_Instructions for the task_: Print each line exactly as it is given.

_Material for this task_:
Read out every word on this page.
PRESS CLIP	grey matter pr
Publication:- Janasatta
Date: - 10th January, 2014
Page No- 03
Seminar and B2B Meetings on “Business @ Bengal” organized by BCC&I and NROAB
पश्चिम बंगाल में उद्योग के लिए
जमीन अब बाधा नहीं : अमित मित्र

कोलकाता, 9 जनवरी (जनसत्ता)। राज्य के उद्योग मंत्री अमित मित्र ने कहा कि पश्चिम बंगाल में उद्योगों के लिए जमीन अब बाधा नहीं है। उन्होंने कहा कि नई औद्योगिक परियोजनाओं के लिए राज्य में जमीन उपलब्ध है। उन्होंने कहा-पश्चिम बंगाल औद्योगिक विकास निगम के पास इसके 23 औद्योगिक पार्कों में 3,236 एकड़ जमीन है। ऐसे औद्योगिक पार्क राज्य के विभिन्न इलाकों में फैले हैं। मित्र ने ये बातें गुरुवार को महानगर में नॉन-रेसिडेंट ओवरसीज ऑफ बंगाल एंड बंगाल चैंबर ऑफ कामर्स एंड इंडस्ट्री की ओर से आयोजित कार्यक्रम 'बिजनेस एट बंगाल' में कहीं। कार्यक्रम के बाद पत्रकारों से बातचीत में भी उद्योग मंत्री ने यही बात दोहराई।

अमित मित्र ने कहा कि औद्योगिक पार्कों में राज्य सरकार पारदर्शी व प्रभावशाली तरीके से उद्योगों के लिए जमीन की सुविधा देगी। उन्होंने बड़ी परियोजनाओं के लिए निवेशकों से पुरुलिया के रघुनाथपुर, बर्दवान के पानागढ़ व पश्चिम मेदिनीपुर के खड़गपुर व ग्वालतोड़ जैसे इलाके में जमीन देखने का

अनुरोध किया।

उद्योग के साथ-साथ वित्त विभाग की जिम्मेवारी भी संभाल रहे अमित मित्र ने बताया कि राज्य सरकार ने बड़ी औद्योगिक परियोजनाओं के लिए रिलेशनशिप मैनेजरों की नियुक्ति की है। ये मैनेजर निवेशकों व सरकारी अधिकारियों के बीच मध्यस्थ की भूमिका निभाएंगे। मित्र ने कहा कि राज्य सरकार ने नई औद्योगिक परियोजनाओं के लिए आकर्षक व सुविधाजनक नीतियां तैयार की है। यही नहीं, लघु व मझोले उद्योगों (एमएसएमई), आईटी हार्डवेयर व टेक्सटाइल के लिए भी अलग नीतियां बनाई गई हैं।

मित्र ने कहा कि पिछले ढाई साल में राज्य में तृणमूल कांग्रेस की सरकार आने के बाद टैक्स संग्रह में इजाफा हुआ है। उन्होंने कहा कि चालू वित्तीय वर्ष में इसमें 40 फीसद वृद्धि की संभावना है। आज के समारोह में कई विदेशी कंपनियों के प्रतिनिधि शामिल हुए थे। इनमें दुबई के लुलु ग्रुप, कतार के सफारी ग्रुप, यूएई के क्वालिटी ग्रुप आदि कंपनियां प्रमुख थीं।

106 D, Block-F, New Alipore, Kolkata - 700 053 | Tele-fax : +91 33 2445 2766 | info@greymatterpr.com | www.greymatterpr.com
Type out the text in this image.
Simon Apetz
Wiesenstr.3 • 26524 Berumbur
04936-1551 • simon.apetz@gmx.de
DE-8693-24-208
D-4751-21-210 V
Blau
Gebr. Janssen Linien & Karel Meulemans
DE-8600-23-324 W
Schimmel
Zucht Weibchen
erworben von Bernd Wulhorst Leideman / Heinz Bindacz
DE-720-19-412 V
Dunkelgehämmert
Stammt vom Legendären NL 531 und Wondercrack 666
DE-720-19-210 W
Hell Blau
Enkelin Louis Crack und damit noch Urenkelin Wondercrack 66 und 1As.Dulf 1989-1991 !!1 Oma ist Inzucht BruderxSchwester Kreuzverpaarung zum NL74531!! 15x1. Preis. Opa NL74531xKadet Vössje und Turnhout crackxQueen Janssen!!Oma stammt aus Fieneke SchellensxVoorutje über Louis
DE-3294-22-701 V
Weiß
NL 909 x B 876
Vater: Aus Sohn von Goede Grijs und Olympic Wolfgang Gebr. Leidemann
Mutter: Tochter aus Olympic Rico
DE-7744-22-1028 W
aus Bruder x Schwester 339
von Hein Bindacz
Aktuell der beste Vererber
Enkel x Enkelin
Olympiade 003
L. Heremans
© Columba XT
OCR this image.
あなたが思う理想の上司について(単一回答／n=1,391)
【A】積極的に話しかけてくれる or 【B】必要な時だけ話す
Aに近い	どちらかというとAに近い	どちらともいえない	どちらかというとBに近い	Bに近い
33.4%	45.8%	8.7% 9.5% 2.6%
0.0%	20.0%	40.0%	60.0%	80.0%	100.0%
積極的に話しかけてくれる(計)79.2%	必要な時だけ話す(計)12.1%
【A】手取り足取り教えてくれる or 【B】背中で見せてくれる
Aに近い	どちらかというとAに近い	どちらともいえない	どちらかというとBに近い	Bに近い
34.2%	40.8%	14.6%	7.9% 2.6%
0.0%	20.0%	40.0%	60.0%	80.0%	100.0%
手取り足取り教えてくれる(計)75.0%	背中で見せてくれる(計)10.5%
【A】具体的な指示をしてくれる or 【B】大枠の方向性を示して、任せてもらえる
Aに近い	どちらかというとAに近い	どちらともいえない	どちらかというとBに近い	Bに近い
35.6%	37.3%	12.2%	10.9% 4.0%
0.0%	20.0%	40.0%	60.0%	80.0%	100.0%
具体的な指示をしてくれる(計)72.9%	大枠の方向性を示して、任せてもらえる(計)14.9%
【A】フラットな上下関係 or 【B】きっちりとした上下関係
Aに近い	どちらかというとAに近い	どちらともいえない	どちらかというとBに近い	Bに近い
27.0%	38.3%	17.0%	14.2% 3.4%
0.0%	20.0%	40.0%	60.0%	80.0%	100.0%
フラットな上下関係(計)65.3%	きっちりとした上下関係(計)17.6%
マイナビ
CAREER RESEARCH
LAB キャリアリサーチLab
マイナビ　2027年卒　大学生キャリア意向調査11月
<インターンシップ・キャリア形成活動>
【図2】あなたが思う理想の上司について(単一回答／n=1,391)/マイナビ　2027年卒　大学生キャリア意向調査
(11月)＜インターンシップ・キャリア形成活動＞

_Result of this task_:
Read out every word on this page.
PRESS CLIP	grey matter pr
Publication:- Janasatta
Date: - 10th January, 2014
Page No- 03
Seminar and B2B Meetings on “Business @ Bengal” organized by BCC&I and NROAB
पश्चिम बंगाल में उद्योग के लिए
जमीन अब बाधा नहीं : अमित मित्र

कोलकाता, 9 जनवरी (जनसत्ता)। राज्य के उद्योग मंत्री अमित मित्र ने कहा कि पश्चिम बंगाल में उद्योगों के लिए जमीन अब बाधा नहीं है। उन्होंने कहा कि नई औद्योगिक परियोजनाओं के लिए राज्य में जमीन उपलब्ध है। उन्होंने कहा-पश्चिम बंगाल औद्योगिक विकास निगम के पास इसके 23 औद्योगिक पार्कों में 3,236 एकड़ जमीन है। ऐसे औद्योगिक पार्क राज्य के विभिन्न इलाकों में फैले हैं। मित्र ने ये बातें गुरुवार को महानगर में नॉन-रेसिडेंट ओवरसीज ऑफ बंगाल एंड बंगाल चैंबर ऑफ कामर्स एंड इंडस्ट्री की ओर से आयोजित कार्यक्रम 'बिजनेस एट बंगाल' में कहीं। कार्यक्रम के बाद पत्रकारों से बातचीत में भी उद्योग मंत्री ने यही बात दोहराई।

अमित मित्र ने कहा कि औद्योगिक पार्कों में राज्य सरकार पारदर्शी व प्रभावशाली तरीके से उद्योगों के लिए जमीन की सुविधा देगी। उन्होंने बड़ी परियोजनाओं के लिए निवेशकों से पुरुलिया के रघुनाथपुर, बर्दवान के पानागढ़ व पश्चिम मेदिनीपुर के खड़गपुर व ग्वालतोड़ जैसे इलाके में जमीन देखने का

अनुरोध किया।

उद्योग के साथ-साथ वित्त विभाग की जिम्मेवारी भी संभाल रहे अमित मित्र ने बताया कि राज्य सरकार ने बड़ी औद्योगिक परियोजनाओं के लिए रिलेशनशिप मैनेजरों की नियुक्ति की है। ये मैनेजर निवेशकों व सरकारी अधिकारियों के बीच मध्यस्थ की भूमिका निभाएंगे। मित्र ने कहा कि राज्य सरकार ने नई औद्योगिक परियोजनाओं के लिए आकर्षक व सुविधाजनक नीतियां तैयार की है। यही नहीं, लघु व मझोले उद्योगों (एमएसएमई), आईटी हार्डवेयर व टेक्सटाइल के लिए भी अलग नीतियां बनाई गई हैं।

मित्र ने कहा कि पिछले ढाई साल में राज्य में तृणमूल कांग्रेस की सरकार आने के बाद टैक्स संग्रह में इजाफा हुआ है। उन्होंने कहा कि चालू वित्तीय वर्ष में इसमें 40 फीसद वृद्धि की संभावना है। आज के समारोह में कई विदेशी कंपनियों के प्रतिनिधि शामिल हुए थे। इनमें दुबई के लुलु ग्रुप, कतार के सफारी ग्रुप, यूएई के क्वालिटी ग्रुप आदि कंपनियां प्रमुख थीं।

106 D, Block-F, New Alipore, Kolkata - 700 053 | Tele-fax : +91 33 2445 2766 | info@greymatterpr.com | www.greymatterpr.com
Type out the text in this image.
Simon Apetz
Wiesenstr.3 • 26524 Berumbur
04936-1551 • simon.apetz@gmx.de
DE-8693-24-208
D-4751-21-210 V
Blau
Gebr. Janssen Linien & Karel Meulemans
DE-8600-23-324 W
Schimmel
Zucht Weibchen
erworben von Bernd Wulhorst Leideman / Heinz Bindacz
DE-720-19-412 V
Dunkelgehämmert
Stammt vom Legendären NL 531 und Wondercrack 666
DE-720-19-210 W
Hell Blau
Enkelin Louis Crack und damit noch Urenkelin Wondercrack 66 und 1As.Dulf 1989-1991 !!1 Oma ist Inzucht BruderxSchwester Kreuzverpaarung zum NL74531!! 15x1. Preis. Opa NL74531xKadet Vössje und Turnhout crackxQueen Janssen!!Oma stammt aus Fieneke SchellensxVoorutje über Louis
DE-3294-22-701 V
Weiß
NL 909 x B 876
Vater: Aus Sohn von Goede Grijs und Olympic Wolfgang Gebr. Leidemann
Mutter: Tochter aus Olympic Rico
DE-7744-22-1028 W
aus Bruder x Schwester 339
von Hein Bindacz
Aktuell der beste Vererber
Enkel x Enkelin
Olympiade 003
L. Heremans
© Columba XT
OCR this image.
あなたが思う理想の上司について(単一回答／n=1,391)
【A】積極的に話しかけてくれる or 【B】必要な時だけ話す
Aに近い	どちらかというとAに近い	どちらともいえない	どちらかというとBに近い	Bに近い
33.4%	45.8%	8.7% 9.5% 2.6%
0.0%	20.0%	40.0%	60.0%	80.0%	100.0%
積極的に話しかけてくれる(計)79.2%	必要な時だけ話す(計)12.1%
【A】手取り足取り教えてくれる or 【B】背中で見せてくれる
Aに近い	どちらかというとAに近い	どちらともいえない	どちらかというとBに近い	Bに近い
34.2%	40.8%	14.6%	7.9% 2.6%
0.0%	20.0%	40.0%	60.0%	80.0%	100.0%
手取り足取り教えてくれる(計)75.0%	背中で見せてくれる(計)10.5%
【A】具体的な指示をしてくれる or 【B】大枠の方向性を示して、任せてもらえる
Aに近い	どちらかというとAに近い	どちらともいえない	どちらかというとBに近い	Bに近い
35.6%	37.3%	12.2%	10.9% 4.0%
0.0%	20.0%	40.0%	60.0%	80.0%	100.0%
具体的な指示をしてくれる(計)72.9%	大枠の方向性を示して、任せてもらえる(計)14.9%
【A】フラットな上下関係 or 【B】きっちりとした上下関係
Aに近い	どちらかというとAに近い	どちらともいえない	どちらかというとBに近い	Bに近い
27.0%	38.3%	17.0%	14.2% 3.4%
0.0%	20.0%	40.0%	60.0%	80.0%	100.0%
フラットな上下関係(計)65.3%	きっちりとした上下関係(計)17.6%
マイナビ
CAREER RESEARCH
LAB キャリアリサーチLab
マイナビ　2027年卒　大学生キャリア意向調査11月
<インターンシップ・キャリア形成活動>
【図2】あなたが思う理想の上司について(単一回答／n=1,391)/マイナビ　2027年卒　大学生キャリア意向調査
(11月)＜インターンシップ・キャリア形成活動＞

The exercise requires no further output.